→ YOUR OBJECTIVE
Copy out every one of the records below word for word, with each line kept unchanged.
<<<<
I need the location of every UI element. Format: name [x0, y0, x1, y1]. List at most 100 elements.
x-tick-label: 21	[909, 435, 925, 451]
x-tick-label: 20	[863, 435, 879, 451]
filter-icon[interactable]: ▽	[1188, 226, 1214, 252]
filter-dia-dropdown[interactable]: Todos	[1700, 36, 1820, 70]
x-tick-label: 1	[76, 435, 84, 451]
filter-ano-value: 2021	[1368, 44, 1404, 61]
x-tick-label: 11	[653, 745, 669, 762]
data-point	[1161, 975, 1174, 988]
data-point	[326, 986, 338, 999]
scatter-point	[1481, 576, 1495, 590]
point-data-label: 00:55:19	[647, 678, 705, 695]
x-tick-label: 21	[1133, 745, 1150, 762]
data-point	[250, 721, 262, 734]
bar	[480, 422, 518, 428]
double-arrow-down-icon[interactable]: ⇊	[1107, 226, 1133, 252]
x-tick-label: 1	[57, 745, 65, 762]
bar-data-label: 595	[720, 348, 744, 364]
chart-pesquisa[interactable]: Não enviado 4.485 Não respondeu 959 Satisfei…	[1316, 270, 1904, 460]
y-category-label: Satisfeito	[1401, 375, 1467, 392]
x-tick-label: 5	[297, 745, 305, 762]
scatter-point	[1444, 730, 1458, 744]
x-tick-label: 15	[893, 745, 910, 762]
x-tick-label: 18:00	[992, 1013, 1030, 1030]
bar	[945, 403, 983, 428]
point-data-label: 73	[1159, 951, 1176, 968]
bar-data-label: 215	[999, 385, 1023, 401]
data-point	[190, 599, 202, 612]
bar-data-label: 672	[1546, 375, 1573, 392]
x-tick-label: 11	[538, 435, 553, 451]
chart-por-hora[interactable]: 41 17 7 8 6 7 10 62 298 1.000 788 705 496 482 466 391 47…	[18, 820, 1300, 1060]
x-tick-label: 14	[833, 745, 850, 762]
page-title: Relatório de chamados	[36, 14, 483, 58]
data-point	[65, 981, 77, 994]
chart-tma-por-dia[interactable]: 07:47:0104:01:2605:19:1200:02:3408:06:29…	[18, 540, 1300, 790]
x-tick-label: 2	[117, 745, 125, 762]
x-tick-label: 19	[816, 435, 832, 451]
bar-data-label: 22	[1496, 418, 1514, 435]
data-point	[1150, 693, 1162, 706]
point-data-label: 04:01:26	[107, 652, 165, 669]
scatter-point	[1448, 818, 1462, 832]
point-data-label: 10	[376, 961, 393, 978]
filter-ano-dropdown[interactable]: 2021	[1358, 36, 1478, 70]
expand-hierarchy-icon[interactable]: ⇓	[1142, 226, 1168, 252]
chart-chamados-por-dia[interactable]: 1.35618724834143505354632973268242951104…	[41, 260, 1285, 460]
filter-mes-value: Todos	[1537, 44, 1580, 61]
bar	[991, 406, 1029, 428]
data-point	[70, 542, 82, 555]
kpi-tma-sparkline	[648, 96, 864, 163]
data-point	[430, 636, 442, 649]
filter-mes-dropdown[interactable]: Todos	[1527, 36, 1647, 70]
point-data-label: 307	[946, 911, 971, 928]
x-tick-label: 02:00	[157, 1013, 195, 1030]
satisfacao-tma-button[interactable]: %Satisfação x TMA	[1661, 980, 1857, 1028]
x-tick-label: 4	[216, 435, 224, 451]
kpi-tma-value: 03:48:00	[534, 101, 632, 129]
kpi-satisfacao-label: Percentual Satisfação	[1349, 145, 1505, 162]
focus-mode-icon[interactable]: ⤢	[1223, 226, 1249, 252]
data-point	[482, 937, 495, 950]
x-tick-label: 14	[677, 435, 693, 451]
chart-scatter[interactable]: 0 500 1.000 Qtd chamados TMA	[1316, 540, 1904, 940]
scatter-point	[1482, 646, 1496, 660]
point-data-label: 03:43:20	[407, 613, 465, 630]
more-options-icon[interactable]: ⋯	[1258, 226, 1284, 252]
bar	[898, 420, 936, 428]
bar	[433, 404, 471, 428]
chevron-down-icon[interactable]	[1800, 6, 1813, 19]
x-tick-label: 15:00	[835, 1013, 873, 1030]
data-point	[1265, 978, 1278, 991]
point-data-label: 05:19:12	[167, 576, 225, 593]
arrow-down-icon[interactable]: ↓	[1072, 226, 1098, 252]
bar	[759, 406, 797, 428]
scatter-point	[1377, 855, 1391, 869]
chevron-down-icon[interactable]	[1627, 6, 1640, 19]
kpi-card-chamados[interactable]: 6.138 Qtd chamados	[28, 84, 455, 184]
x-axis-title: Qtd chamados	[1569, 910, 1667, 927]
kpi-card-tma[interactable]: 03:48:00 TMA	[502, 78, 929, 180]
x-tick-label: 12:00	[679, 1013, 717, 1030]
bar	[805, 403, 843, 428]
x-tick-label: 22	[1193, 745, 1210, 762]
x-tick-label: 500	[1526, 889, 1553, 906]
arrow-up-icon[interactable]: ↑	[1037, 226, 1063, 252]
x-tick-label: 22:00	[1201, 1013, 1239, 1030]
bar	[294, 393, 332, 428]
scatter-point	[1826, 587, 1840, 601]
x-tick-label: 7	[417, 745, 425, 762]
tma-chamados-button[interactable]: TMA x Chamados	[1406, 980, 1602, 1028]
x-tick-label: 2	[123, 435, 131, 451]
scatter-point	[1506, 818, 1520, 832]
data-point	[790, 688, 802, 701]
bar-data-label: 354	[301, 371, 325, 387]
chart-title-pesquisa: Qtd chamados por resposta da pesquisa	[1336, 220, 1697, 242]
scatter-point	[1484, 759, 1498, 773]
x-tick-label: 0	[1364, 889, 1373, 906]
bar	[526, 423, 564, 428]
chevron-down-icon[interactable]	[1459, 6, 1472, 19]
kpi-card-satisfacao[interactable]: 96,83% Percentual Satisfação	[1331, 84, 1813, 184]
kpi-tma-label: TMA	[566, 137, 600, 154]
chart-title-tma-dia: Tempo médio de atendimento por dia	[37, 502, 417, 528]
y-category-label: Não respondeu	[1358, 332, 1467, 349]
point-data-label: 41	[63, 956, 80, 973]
>>>>
→ SOLVED EXERCISE
I need the location of every UI element. Format: name [x0, y0, x1, y1]. List at most 100 elements.
x-tick-label: 21	[909, 435, 925, 451]
x-tick-label: 20	[863, 435, 879, 451]
filter-icon[interactable]: ▽	[1188, 226, 1214, 252]
filter-dia-dropdown[interactable]: Todos	[1700, 36, 1820, 70]
x-tick-label: 1	[76, 435, 84, 451]
filter-ano-value: 2021	[1368, 44, 1404, 61]
x-tick-label: 11	[653, 745, 669, 762]
data-point	[1161, 975, 1174, 988]
data-point	[326, 986, 338, 999]
scatter-point	[1481, 576, 1495, 590]
point-data-label: 00:55:19	[647, 678, 705, 695]
x-tick-label: 21	[1133, 745, 1150, 762]
data-point	[250, 721, 262, 734]
bar	[480, 422, 518, 428]
double-arrow-down-icon[interactable]: ⇊	[1107, 226, 1133, 252]
x-tick-label: 1	[57, 745, 65, 762]
bar-data-label: 595	[720, 348, 744, 364]
chart-pesquisa[interactable]: Não enviado 4.485 Não respondeu 959 Satisfei…	[1316, 270, 1904, 460]
y-category-label: Satisfeito	[1401, 375, 1467, 392]
x-tick-label: 5	[297, 745, 305, 762]
scatter-point	[1444, 730, 1458, 744]
x-tick-label: 15	[893, 745, 910, 762]
x-tick-label: 18:00	[992, 1013, 1030, 1030]
bar	[945, 403, 983, 428]
point-data-label: 73	[1159, 951, 1176, 968]
bar-data-label: 215	[999, 385, 1023, 401]
data-point	[190, 599, 202, 612]
bar-data-label: 672	[1546, 375, 1573, 392]
x-tick-label: 11	[538, 435, 553, 451]
chart-por-hora[interactable]: 41 17 7 8 6 7 10 62 298 1.000 788 705 496 482 466 391 47…	[18, 820, 1300, 1060]
x-tick-label: 14	[833, 745, 850, 762]
page-title: Relatório de chamados	[36, 14, 483, 58]
data-point	[65, 981, 77, 994]
chart-tma-por-dia[interactable]: 07:47:0104:01:2605:19:1200:02:3408:06:29…	[18, 540, 1300, 790]
x-tick-label: 2	[117, 745, 125, 762]
x-tick-label: 19	[816, 435, 832, 451]
bar-data-label: 22	[1496, 418, 1514, 435]
data-point	[1150, 693, 1162, 706]
point-data-label: 04:01:26	[107, 652, 165, 669]
scatter-point	[1448, 818, 1462, 832]
point-data-label: 10	[376, 961, 393, 978]
filter-ano-dropdown[interactable]: 2021	[1358, 36, 1478, 70]
expand-hierarchy-icon[interactable]: ⇓	[1142, 226, 1168, 252]
chart-chamados-por-dia[interactable]: 1.35618724834143505354632973268242951104…	[41, 260, 1285, 460]
filter-mes-value: Todos	[1537, 44, 1580, 61]
bar	[991, 406, 1029, 428]
data-point	[70, 542, 82, 555]
kpi-tma-sparkline	[648, 96, 864, 163]
data-point	[430, 636, 442, 649]
filter-mes-dropdown[interactable]: Todos	[1527, 36, 1647, 70]
point-data-label: 307	[946, 911, 971, 928]
x-tick-label: 02:00	[157, 1013, 195, 1030]
satisfacao-tma-button[interactable]: %Satisfação x TMA	[1661, 980, 1857, 1028]
x-tick-label: 4	[216, 435, 224, 451]
kpi-tma-value: 03:48:00	[534, 101, 632, 129]
kpi-satisfacao-label: Percentual Satisfação	[1349, 145, 1505, 162]
focus-mode-icon[interactable]: ⤢	[1223, 226, 1249, 252]
data-point	[482, 937, 495, 950]
x-tick-label: 14	[677, 435, 693, 451]
chart-scatter[interactable]: 0 500 1.000 Qtd chamados TMA	[1316, 540, 1904, 940]
scatter-point	[1482, 646, 1496, 660]
point-data-label: 03:43:20	[407, 613, 465, 630]
more-options-icon[interactable]: ⋯	[1258, 226, 1284, 252]
bar	[898, 420, 936, 428]
bar	[433, 404, 471, 428]
chevron-down-icon[interactable]	[1800, 6, 1813, 19]
x-tick-label: 15:00	[835, 1013, 873, 1030]
data-point	[1265, 978, 1278, 991]
point-data-label: 05:19:12	[167, 576, 225, 593]
arrow-down-icon[interactable]: ↓	[1072, 226, 1098, 252]
bar	[759, 406, 797, 428]
scatter-point	[1377, 855, 1391, 869]
chevron-down-icon[interactable]	[1627, 6, 1640, 19]
kpi-card-chamados[interactable]: 6.138 Qtd chamados	[28, 84, 455, 184]
x-axis-title: Qtd chamados	[1569, 910, 1667, 927]
kpi-card-tma[interactable]: 03:48:00 TMA	[502, 78, 929, 180]
x-tick-label: 12:00	[679, 1013, 717, 1030]
bar	[805, 403, 843, 428]
x-tick-label: 22	[1193, 745, 1210, 762]
x-tick-label: 500	[1526, 889, 1553, 906]
arrow-up-icon[interactable]: ↑	[1037, 226, 1063, 252]
x-tick-label: 22:00	[1201, 1013, 1239, 1030]
bar	[294, 393, 332, 428]
scatter-point	[1826, 587, 1840, 601]
x-tick-label: 7	[417, 745, 425, 762]
tma-chamados-button[interactable]: TMA x Chamados	[1406, 980, 1602, 1028]
x-tick-label: 2	[123, 435, 131, 451]
scatter-point	[1506, 818, 1520, 832]
data-point	[790, 688, 802, 701]
bar-data-label: 354	[301, 371, 325, 387]
chart-title-pesquisa: Qtd chamados por resposta da pesquisa	[1336, 220, 1697, 242]
scatter-point	[1484, 759, 1498, 773]
x-tick-label: 0	[1364, 889, 1373, 906]
bar	[526, 423, 564, 428]
chevron-down-icon[interactable]	[1459, 6, 1472, 19]
kpi-card-satisfacao[interactable]: 96,83% Percentual Satisfação	[1331, 84, 1813, 184]
kpi-tma-label: TMA	[566, 137, 600, 154]
chart-title-tma-dia: Tempo médio de atendimento por dia	[37, 502, 417, 528]
y-category-label: Não respondeu	[1358, 332, 1467, 349]
point-data-label: 41	[63, 956, 80, 973]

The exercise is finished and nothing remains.